**GIVEN TASK**
Restate the full set of records exactly, without adding or dropping a word.
--- START INPUT ---
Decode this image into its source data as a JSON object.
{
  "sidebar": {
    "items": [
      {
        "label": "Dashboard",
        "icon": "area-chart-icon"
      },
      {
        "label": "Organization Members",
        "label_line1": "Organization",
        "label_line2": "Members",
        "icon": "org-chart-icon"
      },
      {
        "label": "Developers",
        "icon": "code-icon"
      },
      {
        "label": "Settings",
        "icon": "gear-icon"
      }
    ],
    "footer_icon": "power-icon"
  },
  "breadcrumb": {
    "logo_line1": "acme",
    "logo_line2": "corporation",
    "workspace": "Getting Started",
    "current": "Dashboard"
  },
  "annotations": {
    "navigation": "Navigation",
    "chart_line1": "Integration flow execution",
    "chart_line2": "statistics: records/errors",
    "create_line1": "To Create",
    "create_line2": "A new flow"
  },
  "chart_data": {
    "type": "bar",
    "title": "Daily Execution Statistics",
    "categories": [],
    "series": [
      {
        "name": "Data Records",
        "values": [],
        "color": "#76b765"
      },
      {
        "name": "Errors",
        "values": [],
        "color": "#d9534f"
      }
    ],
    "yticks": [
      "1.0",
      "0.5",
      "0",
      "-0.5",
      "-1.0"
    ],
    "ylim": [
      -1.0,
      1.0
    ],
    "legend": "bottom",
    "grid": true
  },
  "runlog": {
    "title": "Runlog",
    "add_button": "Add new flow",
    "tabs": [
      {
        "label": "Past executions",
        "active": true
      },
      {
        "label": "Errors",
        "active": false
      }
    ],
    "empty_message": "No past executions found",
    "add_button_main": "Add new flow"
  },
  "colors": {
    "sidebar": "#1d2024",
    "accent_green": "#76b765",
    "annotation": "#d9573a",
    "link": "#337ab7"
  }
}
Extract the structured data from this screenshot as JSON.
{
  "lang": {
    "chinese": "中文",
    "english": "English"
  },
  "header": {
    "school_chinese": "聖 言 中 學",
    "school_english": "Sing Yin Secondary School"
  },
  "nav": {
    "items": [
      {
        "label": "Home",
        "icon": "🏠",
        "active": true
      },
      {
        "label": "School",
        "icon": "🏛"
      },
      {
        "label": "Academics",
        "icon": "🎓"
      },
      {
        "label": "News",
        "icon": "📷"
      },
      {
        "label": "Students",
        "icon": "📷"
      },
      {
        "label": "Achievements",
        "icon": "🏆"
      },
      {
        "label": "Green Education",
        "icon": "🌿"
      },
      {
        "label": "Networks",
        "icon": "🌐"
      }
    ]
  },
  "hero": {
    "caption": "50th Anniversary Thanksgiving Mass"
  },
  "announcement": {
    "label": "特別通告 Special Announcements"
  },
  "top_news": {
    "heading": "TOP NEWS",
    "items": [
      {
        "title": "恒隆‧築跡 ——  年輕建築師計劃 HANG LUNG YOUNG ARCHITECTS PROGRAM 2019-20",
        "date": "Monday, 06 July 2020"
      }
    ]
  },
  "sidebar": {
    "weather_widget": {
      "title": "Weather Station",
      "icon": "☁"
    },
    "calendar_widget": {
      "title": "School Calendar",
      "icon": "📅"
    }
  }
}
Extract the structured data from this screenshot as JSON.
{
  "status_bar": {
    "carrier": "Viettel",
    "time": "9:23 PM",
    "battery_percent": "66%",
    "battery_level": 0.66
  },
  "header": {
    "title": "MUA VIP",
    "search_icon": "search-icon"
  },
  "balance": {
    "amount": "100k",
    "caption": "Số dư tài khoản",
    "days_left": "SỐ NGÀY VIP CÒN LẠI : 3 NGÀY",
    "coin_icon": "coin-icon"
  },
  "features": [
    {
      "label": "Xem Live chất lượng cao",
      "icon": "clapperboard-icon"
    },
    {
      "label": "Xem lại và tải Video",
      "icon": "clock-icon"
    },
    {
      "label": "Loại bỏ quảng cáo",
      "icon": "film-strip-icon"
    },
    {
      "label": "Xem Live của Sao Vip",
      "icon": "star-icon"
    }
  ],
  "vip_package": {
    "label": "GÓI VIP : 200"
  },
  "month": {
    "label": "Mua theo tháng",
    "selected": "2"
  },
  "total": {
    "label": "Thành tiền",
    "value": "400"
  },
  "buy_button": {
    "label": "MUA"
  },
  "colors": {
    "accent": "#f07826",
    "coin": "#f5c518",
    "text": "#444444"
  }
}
--- END INPUT ---
**RESPONSE TO THIS TASK**
Decode this image into its source data as a JSON object.
{
  "sidebar": {
    "items": [
      {
        "label": "Dashboard",
        "icon": "area-chart-icon"
      },
      {
        "label": "Organization Members",
        "label_line1": "Organization",
        "label_line2": "Members",
        "icon": "org-chart-icon"
      },
      {
        "label": "Developers",
        "icon": "code-icon"
      },
      {
        "label": "Settings",
        "icon": "gear-icon"
      }
    ],
    "footer_icon": "power-icon"
  },
  "breadcrumb": {
    "logo_line1": "acme",
    "logo_line2": "corporation",
    "workspace": "Getting Started",
    "current": "Dashboard"
  },
  "annotations": {
    "navigation": "Navigation",
    "chart_line1": "Integration flow execution",
    "chart_line2": "statistics: records/errors",
    "create_line1": "To Create",
    "create_line2": "A new flow"
  },
  "chart_data": {
    "type": "bar",
    "title": "Daily Execution Statistics",
    "categories": [],
    "series": [
      {
        "name": "Data Records",
        "values": [],
        "color": "#76b765"
      },
      {
        "name": "Errors",
        "values": [],
        "color": "#d9534f"
      }
    ],
    "yticks": [
      "1.0",
      "0.5",
      "0",
      "-0.5",
      "-1.0"
    ],
    "ylim": [
      -1.0,
      1.0
    ],
    "legend": "bottom",
    "grid": true
  },
  "runlog": {
    "title": "Runlog",
    "add_button": "Add new flow",
    "tabs": [
      {
        "label": "Past executions",
        "active": true
      },
      {
        "label": "Errors",
        "active": false
      }
    ],
    "empty_message": "No past executions found",
    "add_button_main": "Add new flow"
  },
  "colors": {
    "sidebar": "#1d2024",
    "accent_green": "#76b765",
    "annotation": "#d9573a",
    "link": "#337ab7"
  }
}
Extract the structured data from this screenshot as JSON.
{
  "lang": {
    "chinese": "中文",
    "english": "English"
  },
  "header": {
    "school_chinese": "聖 言 中 學",
    "school_english": "Sing Yin Secondary School"
  },
  "nav": {
    "items": [
      {
        "label": "Home",
        "icon": "🏠",
        "active": true
      },
      {
        "label": "School",
        "icon": "🏛"
      },
      {
        "label": "Academics",
        "icon": "🎓"
      },
      {
        "label": "News",
        "icon": "📷"
      },
      {
        "label": "Students",
        "icon": "📷"
      },
      {
        "label": "Achievements",
        "icon": "🏆"
      },
      {
        "label": "Green Education",
        "icon": "🌿"
      },
      {
        "label": "Networks",
        "icon": "🌐"
      }
    ]
  },
  "hero": {
    "caption": "50th Anniversary Thanksgiving Mass"
  },
  "announcement": {
    "label": "特別通告 Special Announcements"
  },
  "top_news": {
    "heading": "TOP NEWS",
    "items": [
      {
        "title": "恒隆‧築跡 ——  年輕建築師計劃 HANG LUNG YOUNG ARCHITECTS PROGRAM 2019-20",
        "date": "Monday, 06 July 2020"
      }
    ]
  },
  "sidebar": {
    "weather_widget": {
      "title": "Weather Station",
      "icon": "☁"
    },
    "calendar_widget": {
      "title": "School Calendar",
      "icon": "📅"
    }
  }
}
Extract the structured data from this screenshot as JSON.
{
  "status_bar": {
    "carrier": "Viettel",
    "time": "9:23 PM",
    "battery_percent": "66%",
    "battery_level": 0.66
  },
  "header": {
    "title": "MUA VIP",
    "search_icon": "search-icon"
  },
  "balance": {
    "amount": "100k",
    "caption": "Số dư tài khoản",
    "days_left": "SỐ NGÀY VIP CÒN LẠI : 3 NGÀY",
    "coin_icon": "coin-icon"
  },
  "features": [
    {
      "label": "Xem Live chất lượng cao",
      "icon": "clapperboard-icon"
    },
    {
      "label": "Xem lại và tải Video",
      "icon": "clock-icon"
    },
    {
      "label": "Loại bỏ quảng cáo",
      "icon": "film-strip-icon"
    },
    {
      "label": "Xem Live của Sao Vip",
      "icon": "star-icon"
    }
  ],
  "vip_package": {
    "label": "GÓI VIP : 200"
  },
  "month": {
    "label": "Mua theo tháng",
    "selected": "2"
  },
  "total": {
    "label": "Thành tiền",
    "value": "400"
  },
  "buy_button": {
    "label": "MUA"
  },
  "colors": {
    "accent": "#f07826",
    "coin": "#f5c518",
    "text": "#444444"
  }
}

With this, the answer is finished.